Directions for this task: Output all the data exactly. Pictures do not belong in the copy.

-- Start --

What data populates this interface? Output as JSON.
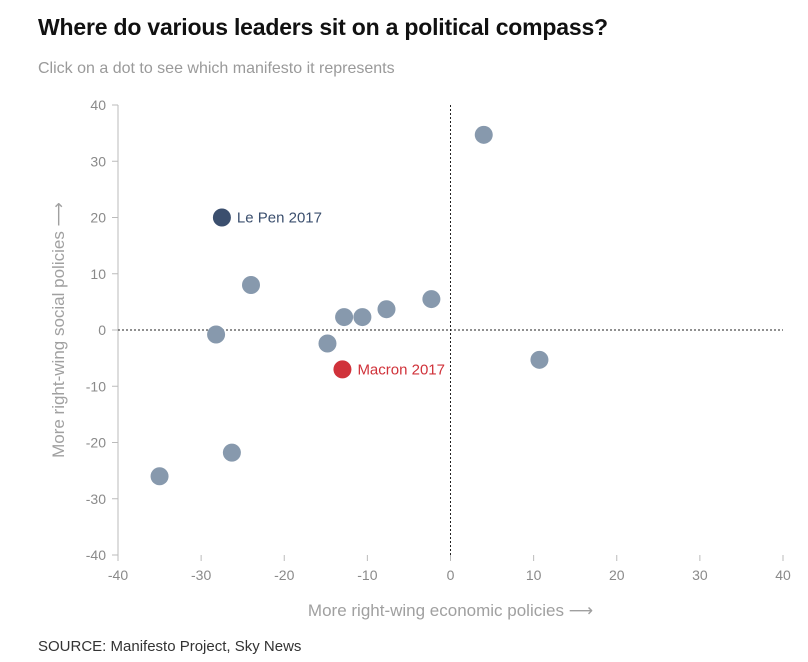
{
  "title": "Where do various leaders sit on a political compass?",
  "subtitle": "Click on a dot to see which manifesto it represents",
  "source": "SOURCE: Manifesto Project, Sky News",
  "colors": {
    "default_dot": "#8799ad",
    "le_pen": "#3b4f6e",
    "macron": "#d0323a",
    "zero_line": "#222222",
    "axis": "#bbbbbb"
  },
  "chart_data": {
    "type": "scatter",
    "xlabel": "More right-wing economic policies ⟶",
    "ylabel": "More right-wing social policies ⟶",
    "xlim": [
      -40,
      40
    ],
    "ylim": [
      -40,
      40
    ],
    "xticks": [
      -40,
      -30,
      -20,
      -10,
      0,
      10,
      20,
      30,
      40
    ],
    "yticks": [
      -40,
      -30,
      -20,
      -10,
      0,
      10,
      20,
      30,
      40
    ],
    "points": [
      {
        "x": 4,
        "y": 34.7
      },
      {
        "x": -27.5,
        "y": 20,
        "label": "Le Pen 2017",
        "highlight": "le_pen"
      },
      {
        "x": -24,
        "y": 8
      },
      {
        "x": -2.3,
        "y": 5.5
      },
      {
        "x": -7.7,
        "y": 3.7
      },
      {
        "x": -12.8,
        "y": 2.3
      },
      {
        "x": -10.6,
        "y": 2.3
      },
      {
        "x": -28.2,
        "y": -0.8
      },
      {
        "x": -14.8,
        "y": -2.4
      },
      {
        "x": 10.7,
        "y": -5.3
      },
      {
        "x": -13,
        "y": -7,
        "label": "Macron 2017",
        "highlight": "macron"
      },
      {
        "x": -26.3,
        "y": -21.8
      },
      {
        "x": -35,
        "y": -26
      }
    ]
  }
}
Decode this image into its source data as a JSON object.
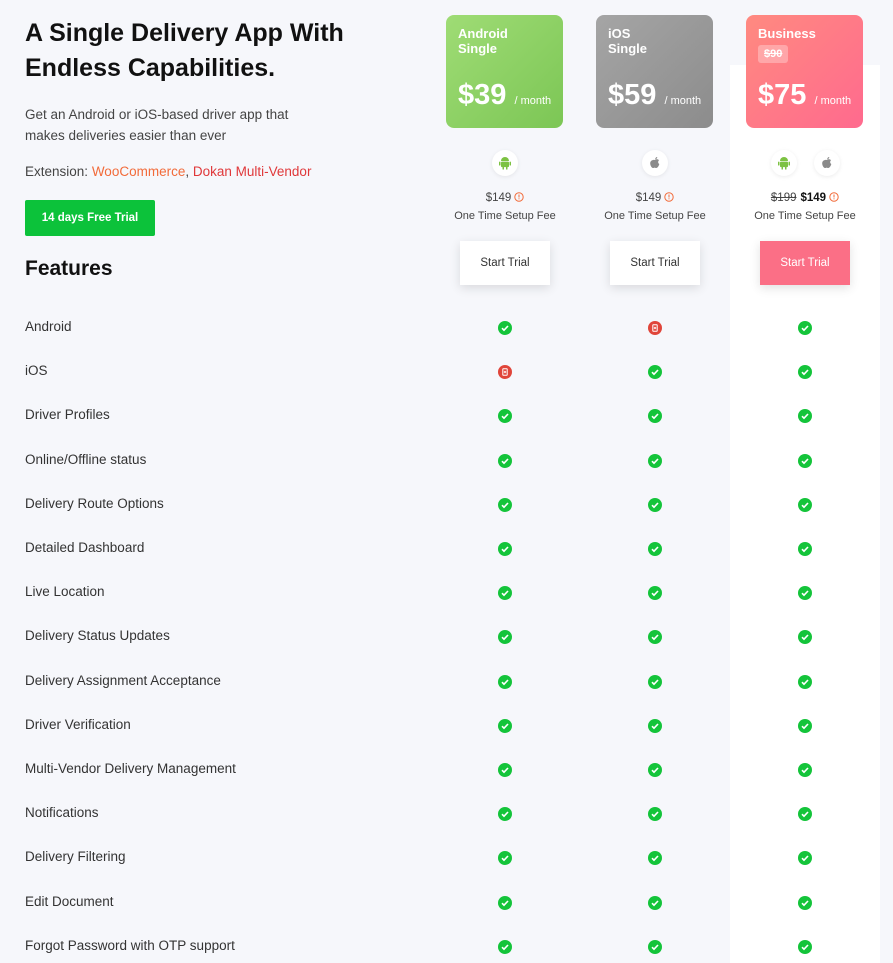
{
  "header": {
    "title": "A Single Delivery App With Endless Capabilities.",
    "description": "Get an Android or iOS-based driver app that makes deliveries easier than ever",
    "extension_label": "Extension:",
    "extensions": [
      "WooCommerce",
      "Dokan Multi-Vendor"
    ],
    "separator": ",",
    "trial_button": "14 days Free Trial"
  },
  "features_title": "Features",
  "plans": [
    {
      "name": "Android Single",
      "price": "$39",
      "period": "/ month",
      "setup_price": "$149",
      "setup_label": "One Time Setup Fee",
      "button": "Start Trial"
    },
    {
      "name": "iOS Single",
      "price": "$59",
      "period": "/ month",
      "setup_price": "$149",
      "setup_label": "One Time Setup Fee",
      "button": "Start Trial"
    },
    {
      "name": "Business",
      "old_price": "$90",
      "price": "$75",
      "period": "/ month",
      "setup_old_price": "$199",
      "setup_price": "$149",
      "setup_label": "One Time Setup Fee",
      "button": "Start Trial"
    }
  ],
  "features": [
    {
      "name": "Android",
      "included": [
        true,
        false,
        true
      ]
    },
    {
      "name": "iOS",
      "included": [
        false,
        true,
        true
      ]
    },
    {
      "name": "Driver Profiles",
      "included": [
        true,
        true,
        true
      ]
    },
    {
      "name": "Online/Offline status",
      "included": [
        true,
        true,
        true
      ]
    },
    {
      "name": "Delivery Route Options",
      "included": [
        true,
        true,
        true
      ]
    },
    {
      "name": "Detailed Dashboard",
      "included": [
        true,
        true,
        true
      ]
    },
    {
      "name": "Live Location",
      "included": [
        true,
        true,
        true
      ]
    },
    {
      "name": "Delivery Status Updates",
      "included": [
        true,
        true,
        true
      ]
    },
    {
      "name": "Delivery Assignment Acceptance",
      "included": [
        true,
        true,
        true
      ]
    },
    {
      "name": "Driver Verification",
      "included": [
        true,
        true,
        true
      ]
    },
    {
      "name": "Multi-Vendor Delivery Management",
      "included": [
        true,
        true,
        true
      ]
    },
    {
      "name": "Notifications",
      "included": [
        true,
        true,
        true
      ]
    },
    {
      "name": "Delivery Filtering",
      "included": [
        true,
        true,
        true
      ]
    },
    {
      "name": "Edit Document",
      "included": [
        true,
        true,
        true
      ]
    },
    {
      "name": "Forgot Password with OTP support",
      "included": [
        true,
        true,
        true
      ]
    }
  ]
}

-- End --

Exercise result:
What data populates this interface? Output as JSON.
{
  "title": "Where do various leaders sit on a political compass?",
  "subtitle": "Click on a dot to see which manifesto it represents",
  "source": "SOURCE: Manifesto Project, Sky News",
  "colors": {
    "default_dot": "#8799ad",
    "le_pen": "#3b4f6e",
    "macron": "#d0323a",
    "zero_line": "#222222",
    "axis": "#bbbbbb"
  },
  "chart_data": {
    "type": "scatter",
    "xlabel": "More right-wing economic policies ⟶",
    "ylabel": "More right-wing social policies ⟶",
    "xlim": [
      -40,
      40
    ],
    "ylim": [
      -40,
      40
    ],
    "xticks": [
      -40,
      -30,
      -20,
      -10,
      0,
      10,
      20,
      30,
      40
    ],
    "yticks": [
      -40,
      -30,
      -20,
      -10,
      0,
      10,
      20,
      30,
      40
    ],
    "points": [
      {
        "x": 4,
        "y": 34.7
      },
      {
        "x": -27.5,
        "y": 20,
        "label": "Le Pen 2017",
        "highlight": "le_pen"
      },
      {
        "x": -24,
        "y": 8
      },
      {
        "x": -2.3,
        "y": 5.5
      },
      {
        "x": -7.7,
        "y": 3.7
      },
      {
        "x": -12.8,
        "y": 2.3
      },
      {
        "x": -10.6,
        "y": 2.3
      },
      {
        "x": -28.2,
        "y": -0.8
      },
      {
        "x": -14.8,
        "y": -2.4
      },
      {
        "x": 10.7,
        "y": -5.3
      },
      {
        "x": -13,
        "y": -7,
        "label": "Macron 2017",
        "highlight": "macron"
      },
      {
        "x": -26.3,
        "y": -21.8
      },
      {
        "x": -35,
        "y": -26
      }
    ]
  }
}
Decode this image into its source data as a JSON object.
{
  "header": {
    "title": "A Single Delivery App With Endless Capabilities.",
    "description": "Get an Android or iOS-based driver app that makes deliveries easier than ever",
    "extension_label": "Extension:",
    "extensions": [
      "WooCommerce",
      "Dokan Multi-Vendor"
    ],
    "separator": ",",
    "trial_button": "14 days Free Trial"
  },
  "features_title": "Features",
  "plans": [
    {
      "name": "Android Single",
      "price": "$39",
      "period": "/ month",
      "setup_price": "$149",
      "setup_label": "One Time Setup Fee",
      "button": "Start Trial"
    },
    {
      "name": "iOS Single",
      "price": "$59",
      "period": "/ month",
      "setup_price": "$149",
      "setup_label": "One Time Setup Fee",
      "button": "Start Trial"
    },
    {
      "name": "Business",
      "old_price": "$90",
      "price": "$75",
      "period": "/ month",
      "setup_old_price": "$199",
      "setup_price": "$149",
      "setup_label": "One Time Setup Fee",
      "button": "Start Trial"
    }
  ],
  "features": [
    {
      "name": "Android",
      "included": [
        true,
        false,
        true
      ]
    },
    {
      "name": "iOS",
      "included": [
        false,
        true,
        true
      ]
    },
    {
      "name": "Driver Profiles",
      "included": [
        true,
        true,
        true
      ]
    },
    {
      "name": "Online/Offline status",
      "included": [
        true,
        true,
        true
      ]
    },
    {
      "name": "Delivery Route Options",
      "included": [
        true,
        true,
        true
      ]
    },
    {
      "name": "Detailed Dashboard",
      "included": [
        true,
        true,
        true
      ]
    },
    {
      "name": "Live Location",
      "included": [
        true,
        true,
        true
      ]
    },
    {
      "name": "Delivery Status Updates",
      "included": [
        true,
        true,
        true
      ]
    },
    {
      "name": "Delivery Assignment Acceptance",
      "included": [
        true,
        true,
        true
      ]
    },
    {
      "name": "Driver Verification",
      "included": [
        true,
        true,
        true
      ]
    },
    {
      "name": "Multi-Vendor Delivery Management",
      "included": [
        true,
        true,
        true
      ]
    },
    {
      "name": "Notifications",
      "included": [
        true,
        true,
        true
      ]
    },
    {
      "name": "Delivery Filtering",
      "included": [
        true,
        true,
        true
      ]
    },
    {
      "name": "Edit Document",
      "included": [
        true,
        true,
        true
      ]
    },
    {
      "name": "Forgot Password with OTP support",
      "included": [
        true,
        true,
        true
      ]
    }
  ]
}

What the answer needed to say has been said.